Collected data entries
+--
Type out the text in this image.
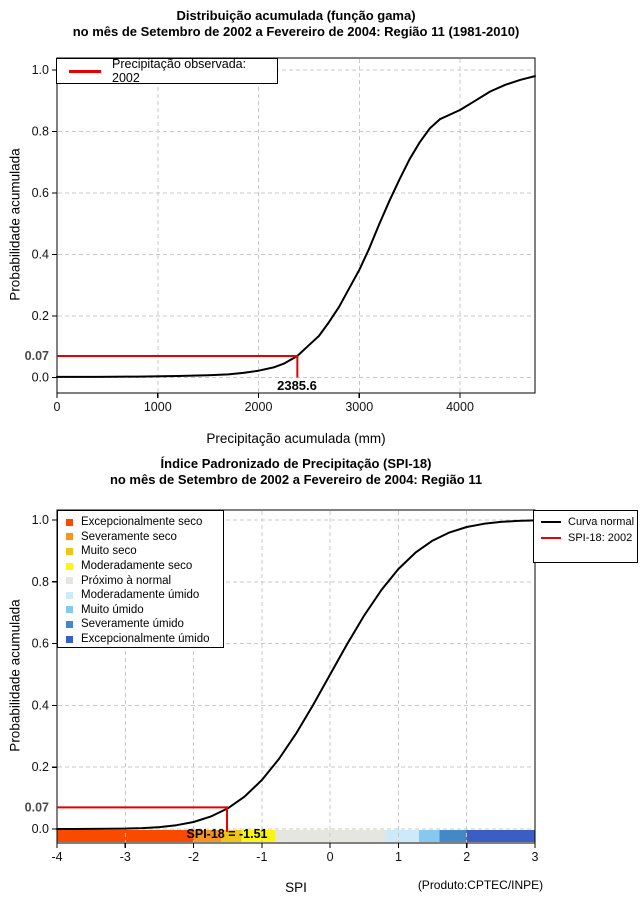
0	1000	2000	3000	4000
1.0
0.8
0.6
0.4
0.2
0.0
0.07
-4	-3	-2	-1	0	1	2	3
1.0
0.8
0.6
0.4
0.2
0.0
0.07
Distribuição acumulada (função gama)
no mês de Setembro de 2002 a Fevereiro de 2004: Região 11 (1981-2010)
Probabilidade acumulada
Precipitação acumulada (mm)
2385.6
Precipitação observada: 2002
Índice Padronizado de Precipitação (SPI-18)
no mês de Setembro de 2002 a Fevereiro de 2004: Região 11
Probabilidade acumulada
SPI	(Produto:CPTEC/INPE)
SPI-18 = -1.51
Excepcionalmente seco
Severamente seco
Muito seco
Moderadamente seco
Próximo à normal
Moderadamente úmido
Muito úmido
Severamente úmido
Excepcionalmente úmido
Curva normal
SPI-18: 2002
+--
EXERCISE OBJECTIVE:
Filter the data for the string "Fevereiro" and copy every line that has it.

EXERCISE ANSWER:
no mês de Setembro de 2002 a Fevereiro de 2004: Região 11 (1981-2010)
no mês de Setembro de 2002 a Fevereiro de 2004: Região 11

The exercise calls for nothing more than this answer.